## Complete the following
[1] Repeat the passage on Judge Sotomayor's rulings word for word, from "But even if" up to and including "and existing precedent.".
[2] Carry on the commentary about Judge Sotomayor's court rulings past its last sentence.

------ Passage given ------

In Williams v. R.H. Donnelly Co., Judge Sotomayor rejected a claim of racial discrimination, saying that the plaintiff had failed to show that she ws discriminated against when her employer refused to create a new position for her because the employer had never done so for any other employee.
The case that seems to be getting the most attention from opponents is Ricci v. DeStefano, a case involving claims of reverse discrimination because the city of New Haven, Connecticut, decided to set aside the results of a written test for firefighters because basing promotions on those results would have a disparate impact on minorities.
A group of firefighters filed suit claiming that this amounted to reverse discrimination. The district court ruled in favor of the city, finding that their intent was not to discriminate but to avoid potential lawsuits from the other side based on Title XII discrimination claims. Judge Sotomayor was part of a three-judge panel that upheld that district court ruling, but they did so in a per curiam ruling, without spelling out the reasons why.
They did, however, offer some reasons for upholding the district court in an opinion written when the full circuit considered an appeal for an en banc rehearing (reconsideration of a case by the full appeals court), an opinion joined by Judge Sotomayor. In essence, they argue that the legal standard requires that the plaintiffs show that the city acted with the intent to discriminate, but the evidence in the case indicates that the city acted in order to avoid potential lawsuits.
The case is now on appeal to the U.S. Supreme Court and a ruling will be issued before the confirmation hearings for Judge Sotomayor begin. It is quite possible that the Supreme Court will overturn that ruling and remand the case back down to the district court for a retrial, but if they do so it will likely be a 5-4 decision because it’s really a close call in terms of the legal issues.
There is fair criticism, some of it coming from Judge Cabranes, a fellow judge on the 2nd Circuit Appeals Court, of the panel adopting the district court’s analysis without spelling out the reasons why. It’s a case with an unusual set of facts and poorly defined precedents, which probably argues more strongly for a thorough and detailed opinion from the appeals court rather than a per curiam opinion that did not seek to resolve the serious constitutional questions in the case.
But even if the ruling in which Sotomayor joined is overturned, it will likely be overturned on narrow grounds involving highly technical readings of statutory law and existing precedent.

------ Stored records ------

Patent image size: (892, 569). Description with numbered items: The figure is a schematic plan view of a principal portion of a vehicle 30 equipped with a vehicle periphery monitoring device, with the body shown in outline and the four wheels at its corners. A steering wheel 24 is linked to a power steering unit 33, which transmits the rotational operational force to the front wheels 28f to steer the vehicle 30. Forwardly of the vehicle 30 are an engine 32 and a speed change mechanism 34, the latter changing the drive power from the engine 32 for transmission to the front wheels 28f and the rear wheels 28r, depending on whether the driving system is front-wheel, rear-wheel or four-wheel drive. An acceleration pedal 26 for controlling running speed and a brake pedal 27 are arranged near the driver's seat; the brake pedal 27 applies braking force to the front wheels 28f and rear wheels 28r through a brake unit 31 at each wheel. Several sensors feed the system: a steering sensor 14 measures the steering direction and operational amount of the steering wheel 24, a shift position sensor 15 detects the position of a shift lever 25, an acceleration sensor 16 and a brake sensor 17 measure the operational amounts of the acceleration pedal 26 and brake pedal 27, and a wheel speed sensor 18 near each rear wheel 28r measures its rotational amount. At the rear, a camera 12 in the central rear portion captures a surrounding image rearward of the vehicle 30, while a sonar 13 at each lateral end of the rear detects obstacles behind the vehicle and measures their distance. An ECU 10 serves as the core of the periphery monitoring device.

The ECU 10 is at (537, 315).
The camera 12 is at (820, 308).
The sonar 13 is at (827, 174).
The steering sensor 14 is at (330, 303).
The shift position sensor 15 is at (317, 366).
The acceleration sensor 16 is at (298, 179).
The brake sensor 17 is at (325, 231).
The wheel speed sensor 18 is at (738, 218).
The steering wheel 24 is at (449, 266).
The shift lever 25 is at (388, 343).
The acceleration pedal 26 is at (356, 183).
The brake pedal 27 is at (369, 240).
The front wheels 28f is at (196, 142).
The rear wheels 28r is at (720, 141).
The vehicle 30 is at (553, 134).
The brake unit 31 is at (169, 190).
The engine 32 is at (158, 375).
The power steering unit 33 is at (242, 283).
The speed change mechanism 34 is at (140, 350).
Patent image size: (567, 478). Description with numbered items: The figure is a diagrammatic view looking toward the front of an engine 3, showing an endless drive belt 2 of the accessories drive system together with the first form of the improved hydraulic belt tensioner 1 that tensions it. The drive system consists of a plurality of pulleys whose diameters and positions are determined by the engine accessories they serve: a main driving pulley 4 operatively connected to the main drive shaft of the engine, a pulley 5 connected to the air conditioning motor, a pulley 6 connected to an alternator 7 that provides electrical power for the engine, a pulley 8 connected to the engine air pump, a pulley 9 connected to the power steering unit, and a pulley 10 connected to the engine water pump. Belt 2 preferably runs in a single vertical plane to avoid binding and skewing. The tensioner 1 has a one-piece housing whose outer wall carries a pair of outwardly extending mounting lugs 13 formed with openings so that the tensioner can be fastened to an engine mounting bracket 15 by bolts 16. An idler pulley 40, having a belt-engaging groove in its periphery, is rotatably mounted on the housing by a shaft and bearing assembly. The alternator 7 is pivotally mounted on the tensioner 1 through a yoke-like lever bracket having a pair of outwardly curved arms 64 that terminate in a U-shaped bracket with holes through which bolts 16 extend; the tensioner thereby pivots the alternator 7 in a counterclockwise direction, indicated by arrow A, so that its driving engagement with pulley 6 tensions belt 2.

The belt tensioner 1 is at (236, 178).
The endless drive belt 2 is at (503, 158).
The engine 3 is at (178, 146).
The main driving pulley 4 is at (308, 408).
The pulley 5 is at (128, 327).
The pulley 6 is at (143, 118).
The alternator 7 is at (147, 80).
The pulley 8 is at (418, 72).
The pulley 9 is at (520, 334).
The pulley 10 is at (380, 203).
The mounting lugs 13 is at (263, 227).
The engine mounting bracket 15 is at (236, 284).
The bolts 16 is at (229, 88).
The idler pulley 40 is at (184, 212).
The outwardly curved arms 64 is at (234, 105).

------

## Results for each task
[1]
But even if the ruling in which Sotomayor joined is overturned, it will likely be overturned on narrow grounds involving highly technical readings of statutory law and existing precedent.

[2]
Overall, the record just doesn’t reflect a “radical” judge who rules however she feels like ruling. It reflects a judge who carefully follows precedent, as confusing as that can often be, and tailors her decisions to the facts of each case rather than having some overarching goal of righting societal wrongs no matter what the law says.
A commenter at Volokh made a comment that I think is pretty close to the truth:
As a conservative lawyer, I’m fine with this pick. As far as appellate judges go, Sotomayor is generally undistinguished. She’s a political pick designed to appeal to an interest group. Obama has 59, practically 60 seats in the Senate, and he could have named a strong, dynamic liberal who would have been a game-changer (even if only taking Souter’s seat). He didn’t.
Sotomayor was the safe choice: Hispanic, female, compelling life story, and few controversial decisions. She’s a reliably liberal vote who doesn’t move the ball in any significant way. There could have been much stronger picks (Kathleen Sullivan, Pam Karlan, even Diane Wood), but Obama, ever the politican, made a political decision.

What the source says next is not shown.